(Extracted records)
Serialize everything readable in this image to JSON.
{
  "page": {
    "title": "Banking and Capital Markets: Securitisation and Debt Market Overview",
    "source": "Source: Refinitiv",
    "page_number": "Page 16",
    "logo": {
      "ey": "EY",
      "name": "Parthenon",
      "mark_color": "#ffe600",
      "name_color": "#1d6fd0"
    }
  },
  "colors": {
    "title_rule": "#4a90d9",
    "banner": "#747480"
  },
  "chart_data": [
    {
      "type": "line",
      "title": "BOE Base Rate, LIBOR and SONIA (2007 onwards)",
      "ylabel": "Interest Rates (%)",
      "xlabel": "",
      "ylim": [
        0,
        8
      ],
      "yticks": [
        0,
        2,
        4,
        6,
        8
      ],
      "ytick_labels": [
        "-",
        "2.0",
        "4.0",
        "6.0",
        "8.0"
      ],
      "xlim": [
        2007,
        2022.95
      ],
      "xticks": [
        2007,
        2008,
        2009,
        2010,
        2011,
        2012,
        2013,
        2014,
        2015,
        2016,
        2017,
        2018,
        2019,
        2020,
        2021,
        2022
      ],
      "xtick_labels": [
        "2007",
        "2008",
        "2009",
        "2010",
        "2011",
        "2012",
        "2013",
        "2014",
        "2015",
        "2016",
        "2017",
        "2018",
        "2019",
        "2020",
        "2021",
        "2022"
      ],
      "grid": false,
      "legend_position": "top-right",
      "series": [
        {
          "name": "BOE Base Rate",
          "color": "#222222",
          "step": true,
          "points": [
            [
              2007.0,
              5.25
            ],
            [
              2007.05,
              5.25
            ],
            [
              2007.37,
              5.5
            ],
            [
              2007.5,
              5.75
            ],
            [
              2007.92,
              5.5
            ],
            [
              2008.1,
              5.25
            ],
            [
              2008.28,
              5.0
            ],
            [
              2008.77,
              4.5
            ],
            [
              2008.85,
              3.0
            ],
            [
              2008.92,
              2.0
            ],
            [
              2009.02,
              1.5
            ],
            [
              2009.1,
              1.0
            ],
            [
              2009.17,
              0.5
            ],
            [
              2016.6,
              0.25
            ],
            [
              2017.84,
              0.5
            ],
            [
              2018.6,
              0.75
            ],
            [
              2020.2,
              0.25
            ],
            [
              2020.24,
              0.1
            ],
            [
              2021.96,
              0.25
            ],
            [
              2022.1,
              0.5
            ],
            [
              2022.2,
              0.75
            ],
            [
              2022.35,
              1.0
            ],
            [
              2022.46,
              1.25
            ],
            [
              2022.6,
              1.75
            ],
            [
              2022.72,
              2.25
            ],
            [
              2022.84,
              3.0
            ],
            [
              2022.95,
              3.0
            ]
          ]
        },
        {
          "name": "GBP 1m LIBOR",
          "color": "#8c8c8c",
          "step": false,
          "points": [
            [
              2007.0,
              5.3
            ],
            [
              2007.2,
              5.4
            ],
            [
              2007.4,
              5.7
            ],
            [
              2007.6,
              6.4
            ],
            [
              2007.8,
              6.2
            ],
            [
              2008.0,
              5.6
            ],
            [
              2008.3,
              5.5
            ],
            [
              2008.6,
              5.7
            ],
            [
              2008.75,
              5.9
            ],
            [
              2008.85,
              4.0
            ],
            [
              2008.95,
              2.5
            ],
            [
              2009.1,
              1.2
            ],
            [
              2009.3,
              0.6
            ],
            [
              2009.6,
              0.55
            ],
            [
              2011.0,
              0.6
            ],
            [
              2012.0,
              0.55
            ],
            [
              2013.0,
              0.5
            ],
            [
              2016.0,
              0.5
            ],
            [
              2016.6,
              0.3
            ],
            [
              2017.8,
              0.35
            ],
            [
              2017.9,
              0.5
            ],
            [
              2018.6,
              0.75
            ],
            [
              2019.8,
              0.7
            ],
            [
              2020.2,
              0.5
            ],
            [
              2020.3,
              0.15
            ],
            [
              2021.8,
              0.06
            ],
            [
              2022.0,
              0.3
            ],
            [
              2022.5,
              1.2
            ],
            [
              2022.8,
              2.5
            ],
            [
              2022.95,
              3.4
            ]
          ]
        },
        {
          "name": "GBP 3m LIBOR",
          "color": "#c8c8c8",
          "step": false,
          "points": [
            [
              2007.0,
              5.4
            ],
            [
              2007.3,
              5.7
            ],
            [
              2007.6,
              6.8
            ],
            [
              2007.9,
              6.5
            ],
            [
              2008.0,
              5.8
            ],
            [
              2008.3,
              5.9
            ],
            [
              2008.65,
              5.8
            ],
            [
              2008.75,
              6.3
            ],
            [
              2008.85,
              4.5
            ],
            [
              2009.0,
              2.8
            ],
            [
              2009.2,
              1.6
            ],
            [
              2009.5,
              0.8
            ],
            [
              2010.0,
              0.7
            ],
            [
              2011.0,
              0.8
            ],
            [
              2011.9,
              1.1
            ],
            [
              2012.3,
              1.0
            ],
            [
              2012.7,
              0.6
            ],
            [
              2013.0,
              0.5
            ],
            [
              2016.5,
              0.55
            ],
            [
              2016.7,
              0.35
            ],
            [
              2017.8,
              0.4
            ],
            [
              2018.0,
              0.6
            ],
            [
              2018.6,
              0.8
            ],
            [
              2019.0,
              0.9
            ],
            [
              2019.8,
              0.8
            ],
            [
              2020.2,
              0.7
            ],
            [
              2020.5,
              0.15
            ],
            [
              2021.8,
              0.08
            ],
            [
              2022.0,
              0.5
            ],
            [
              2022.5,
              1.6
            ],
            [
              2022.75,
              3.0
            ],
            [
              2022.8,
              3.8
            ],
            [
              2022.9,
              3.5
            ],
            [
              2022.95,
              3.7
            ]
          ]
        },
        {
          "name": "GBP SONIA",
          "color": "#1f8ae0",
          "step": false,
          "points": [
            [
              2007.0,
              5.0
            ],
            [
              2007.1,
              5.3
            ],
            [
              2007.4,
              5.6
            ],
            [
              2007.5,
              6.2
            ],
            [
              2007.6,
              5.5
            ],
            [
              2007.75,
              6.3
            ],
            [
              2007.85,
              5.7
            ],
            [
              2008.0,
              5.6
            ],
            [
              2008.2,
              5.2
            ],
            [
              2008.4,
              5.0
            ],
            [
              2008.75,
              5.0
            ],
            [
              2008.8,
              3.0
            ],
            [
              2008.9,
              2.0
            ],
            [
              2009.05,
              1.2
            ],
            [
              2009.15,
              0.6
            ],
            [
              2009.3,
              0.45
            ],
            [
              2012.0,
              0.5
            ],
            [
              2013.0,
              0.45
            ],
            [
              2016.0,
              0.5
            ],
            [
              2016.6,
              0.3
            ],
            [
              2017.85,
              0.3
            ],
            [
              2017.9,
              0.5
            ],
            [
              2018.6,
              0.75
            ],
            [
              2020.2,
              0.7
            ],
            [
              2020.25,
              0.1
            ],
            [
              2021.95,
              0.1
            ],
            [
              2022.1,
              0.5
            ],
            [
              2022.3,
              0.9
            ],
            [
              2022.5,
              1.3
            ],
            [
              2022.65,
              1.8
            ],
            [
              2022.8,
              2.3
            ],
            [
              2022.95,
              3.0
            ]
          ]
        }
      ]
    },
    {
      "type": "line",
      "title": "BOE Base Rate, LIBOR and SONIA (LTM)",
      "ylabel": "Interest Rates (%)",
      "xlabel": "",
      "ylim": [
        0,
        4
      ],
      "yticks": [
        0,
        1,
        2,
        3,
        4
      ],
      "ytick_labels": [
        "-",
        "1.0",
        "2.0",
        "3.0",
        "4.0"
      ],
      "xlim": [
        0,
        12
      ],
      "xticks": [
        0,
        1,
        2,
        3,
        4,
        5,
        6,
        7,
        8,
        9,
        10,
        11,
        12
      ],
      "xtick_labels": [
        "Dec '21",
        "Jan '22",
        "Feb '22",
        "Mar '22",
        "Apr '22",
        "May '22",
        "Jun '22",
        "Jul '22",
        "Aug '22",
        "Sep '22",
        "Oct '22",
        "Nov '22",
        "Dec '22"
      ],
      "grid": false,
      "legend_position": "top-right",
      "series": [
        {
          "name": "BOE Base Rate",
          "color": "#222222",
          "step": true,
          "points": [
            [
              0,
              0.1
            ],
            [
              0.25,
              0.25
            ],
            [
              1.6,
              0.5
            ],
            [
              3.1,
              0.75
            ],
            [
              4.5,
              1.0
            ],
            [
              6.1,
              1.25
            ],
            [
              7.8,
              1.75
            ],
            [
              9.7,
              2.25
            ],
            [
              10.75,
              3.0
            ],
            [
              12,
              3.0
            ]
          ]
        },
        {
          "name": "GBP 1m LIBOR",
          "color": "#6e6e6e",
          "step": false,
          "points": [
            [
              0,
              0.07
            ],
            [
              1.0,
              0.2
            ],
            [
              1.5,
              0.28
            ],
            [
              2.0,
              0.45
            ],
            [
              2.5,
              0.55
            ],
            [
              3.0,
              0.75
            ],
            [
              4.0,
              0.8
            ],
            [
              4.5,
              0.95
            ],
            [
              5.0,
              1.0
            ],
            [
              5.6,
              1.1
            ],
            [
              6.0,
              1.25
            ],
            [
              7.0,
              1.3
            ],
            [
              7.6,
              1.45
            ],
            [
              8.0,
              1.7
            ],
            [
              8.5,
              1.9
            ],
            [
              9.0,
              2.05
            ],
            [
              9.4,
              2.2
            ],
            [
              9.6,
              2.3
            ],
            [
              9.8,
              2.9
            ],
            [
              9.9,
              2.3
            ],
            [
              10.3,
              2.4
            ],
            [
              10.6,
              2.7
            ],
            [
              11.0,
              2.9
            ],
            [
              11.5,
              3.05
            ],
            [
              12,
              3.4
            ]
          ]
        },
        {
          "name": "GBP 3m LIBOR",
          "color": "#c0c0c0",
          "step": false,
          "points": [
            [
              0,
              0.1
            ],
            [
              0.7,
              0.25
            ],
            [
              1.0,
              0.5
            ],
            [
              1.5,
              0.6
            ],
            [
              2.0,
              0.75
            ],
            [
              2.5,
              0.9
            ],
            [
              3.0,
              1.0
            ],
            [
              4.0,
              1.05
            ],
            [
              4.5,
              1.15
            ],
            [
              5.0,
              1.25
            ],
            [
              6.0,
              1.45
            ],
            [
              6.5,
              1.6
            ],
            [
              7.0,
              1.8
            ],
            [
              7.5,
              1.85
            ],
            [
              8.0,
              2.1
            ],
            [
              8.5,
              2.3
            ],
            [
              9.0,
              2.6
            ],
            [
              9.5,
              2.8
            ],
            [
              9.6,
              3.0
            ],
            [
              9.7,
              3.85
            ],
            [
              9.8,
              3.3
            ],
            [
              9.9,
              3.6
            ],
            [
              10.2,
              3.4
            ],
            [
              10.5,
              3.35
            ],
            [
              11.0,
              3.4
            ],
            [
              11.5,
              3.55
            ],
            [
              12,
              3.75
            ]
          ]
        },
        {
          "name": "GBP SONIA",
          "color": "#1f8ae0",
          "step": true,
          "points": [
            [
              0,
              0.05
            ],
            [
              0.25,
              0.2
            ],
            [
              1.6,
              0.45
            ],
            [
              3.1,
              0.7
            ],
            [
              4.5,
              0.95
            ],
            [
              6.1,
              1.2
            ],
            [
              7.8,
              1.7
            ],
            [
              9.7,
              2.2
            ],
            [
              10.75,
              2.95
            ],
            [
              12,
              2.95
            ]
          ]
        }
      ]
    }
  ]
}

◆ Directions for this task
Across the material above, count every line holding "Base" and write down only the number.

◆ Solution below
4